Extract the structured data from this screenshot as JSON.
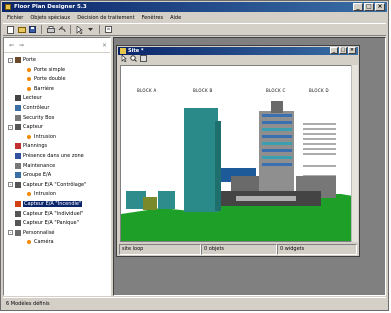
{
  "app": {
    "title": "Floor Plan Designer 5.3",
    "window_buttons": [
      "_",
      "□",
      "×"
    ]
  },
  "menu": [
    "Fichier",
    "Objets spéciaux",
    "Décision de traitement",
    "Fenêtres",
    "Aide"
  ],
  "tree": {
    "header_icons": [
      "back-icon",
      "forward-icon"
    ],
    "nodes": [
      {
        "label": "Porte",
        "level": 0,
        "expander": "-",
        "icon": "door-icon"
      },
      {
        "label": "Porte simple",
        "level": 1,
        "icon": "orange-dot-icon"
      },
      {
        "label": "Porte double",
        "level": 1,
        "icon": "orange-dot-icon"
      },
      {
        "label": "Barrière",
        "level": 1,
        "icon": "orange-dot-icon"
      },
      {
        "label": "Lecteur",
        "level": 0,
        "icon": "reader-icon"
      },
      {
        "label": "Contrôleur",
        "level": 0,
        "icon": "controller-icon"
      },
      {
        "label": "Security Box",
        "level": 0,
        "icon": "box-icon"
      },
      {
        "label": "Capteur",
        "level": 0,
        "expander": "-",
        "icon": "sensor-icon"
      },
      {
        "label": "Intrusion",
        "level": 1,
        "icon": "orange-dot-icon"
      },
      {
        "label": "Plannings",
        "level": 0,
        "icon": "calendar-icon"
      },
      {
        "label": "Présence dans une zone",
        "level": 0,
        "icon": "zone-icon"
      },
      {
        "label": "Maintenance",
        "level": 0,
        "icon": "maintenance-icon"
      },
      {
        "label": "Groupe E/A",
        "level": 0,
        "icon": "group-icon"
      },
      {
        "label": "Capteur E/A \"Contrôlage\"",
        "level": 0,
        "expander": "-",
        "icon": "sensor-ea-icon"
      },
      {
        "label": "Intrusion",
        "level": 1,
        "icon": "orange-dot-icon"
      },
      {
        "label": "Capteur E/A \"Incendie\"",
        "level": 0,
        "icon": "fire-icon",
        "selected": true
      },
      {
        "label": "Capteur E/A \"Individuel\"",
        "level": 0,
        "icon": "sensor-ea-icon"
      },
      {
        "label": "Capteur E/A \"Panique\"",
        "level": 0,
        "icon": "sensor-ea-icon"
      },
      {
        "label": "Personnalisé",
        "level": 0,
        "expander": "-",
        "icon": "custom-icon"
      },
      {
        "label": "Caméra",
        "level": 1,
        "icon": "orange-dot-icon"
      }
    ]
  },
  "status_bar": "6 Modèles définis",
  "child_window": {
    "title": "Site *",
    "blocks": [
      "BLOCK A",
      "BLOCK B",
      "BLOCK C",
      "BLOCK D"
    ],
    "status": [
      "site loop",
      "0 objets",
      "0 widgets"
    ]
  },
  "colors": {
    "title_start": "#0a246a",
    "title_end": "#3a6ea5",
    "grass": "#1ea028",
    "teal": "#2a8a8a",
    "olive": "#7a8a2a",
    "gray_building": "#8f8f8f"
  }
}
######
Reproduce the listing word for word and omit its pictures.

* **TASK RESPONSE**
Extract the structured data from this screenshot as JSON.
{
  "app": {
    "title": "Floor Plan Designer 5.3",
    "window_buttons": [
      "_",
      "□",
      "×"
    ]
  },
  "menu": [
    "Fichier",
    "Objets spéciaux",
    "Décision de traitement",
    "Fenêtres",
    "Aide"
  ],
  "tree": {
    "header_icons": [
      "back-icon",
      "forward-icon"
    ],
    "nodes": [
      {
        "label": "Porte",
        "level": 0,
        "expander": "-",
        "icon": "door-icon"
      },
      {
        "label": "Porte simple",
        "level": 1,
        "icon": "orange-dot-icon"
      },
      {
        "label": "Porte double",
        "level": 1,
        "icon": "orange-dot-icon"
      },
      {
        "label": "Barrière",
        "level": 1,
        "icon": "orange-dot-icon"
      },
      {
        "label": "Lecteur",
        "level": 0,
        "icon": "reader-icon"
      },
      {
        "label": "Contrôleur",
        "level": 0,
        "icon": "controller-icon"
      },
      {
        "label": "Security Box",
        "level": 0,
        "icon": "box-icon"
      },
      {
        "label": "Capteur",
        "level": 0,
        "expander": "-",
        "icon": "sensor-icon"
      },
      {
        "label": "Intrusion",
        "level": 1,
        "icon": "orange-dot-icon"
      },
      {
        "label": "Plannings",
        "level": 0,
        "icon": "calendar-icon"
      },
      {
        "label": "Présence dans une zone",
        "level": 0,
        "icon": "zone-icon"
      },
      {
        "label": "Maintenance",
        "level": 0,
        "icon": "maintenance-icon"
      },
      {
        "label": "Groupe E/A",
        "level": 0,
        "icon": "group-icon"
      },
      {
        "label": "Capteur E/A \"Contrôlage\"",
        "level": 0,
        "expander": "-",
        "icon": "sensor-ea-icon"
      },
      {
        "label": "Intrusion",
        "level": 1,
        "icon": "orange-dot-icon"
      },
      {
        "label": "Capteur E/A \"Incendie\"",
        "level": 0,
        "icon": "fire-icon",
        "selected": true
      },
      {
        "label": "Capteur E/A \"Individuel\"",
        "level": 0,
        "icon": "sensor-ea-icon"
      },
      {
        "label": "Capteur E/A \"Panique\"",
        "level": 0,
        "icon": "sensor-ea-icon"
      },
      {
        "label": "Personnalisé",
        "level": 0,
        "expander": "-",
        "icon": "custom-icon"
      },
      {
        "label": "Caméra",
        "level": 1,
        "icon": "orange-dot-icon"
      }
    ]
  },
  "status_bar": "6 Modèles définis",
  "child_window": {
    "title": "Site *",
    "blocks": [
      "BLOCK A",
      "BLOCK B",
      "BLOCK C",
      "BLOCK D"
    ],
    "status": [
      "site loop",
      "0 objets",
      "0 widgets"
    ]
  },
  "colors": {
    "title_start": "#0a246a",
    "title_end": "#3a6ea5",
    "grass": "#1ea028",
    "teal": "#2a8a8a",
    "olive": "#7a8a2a",
    "gray_building": "#8f8f8f"
  }
}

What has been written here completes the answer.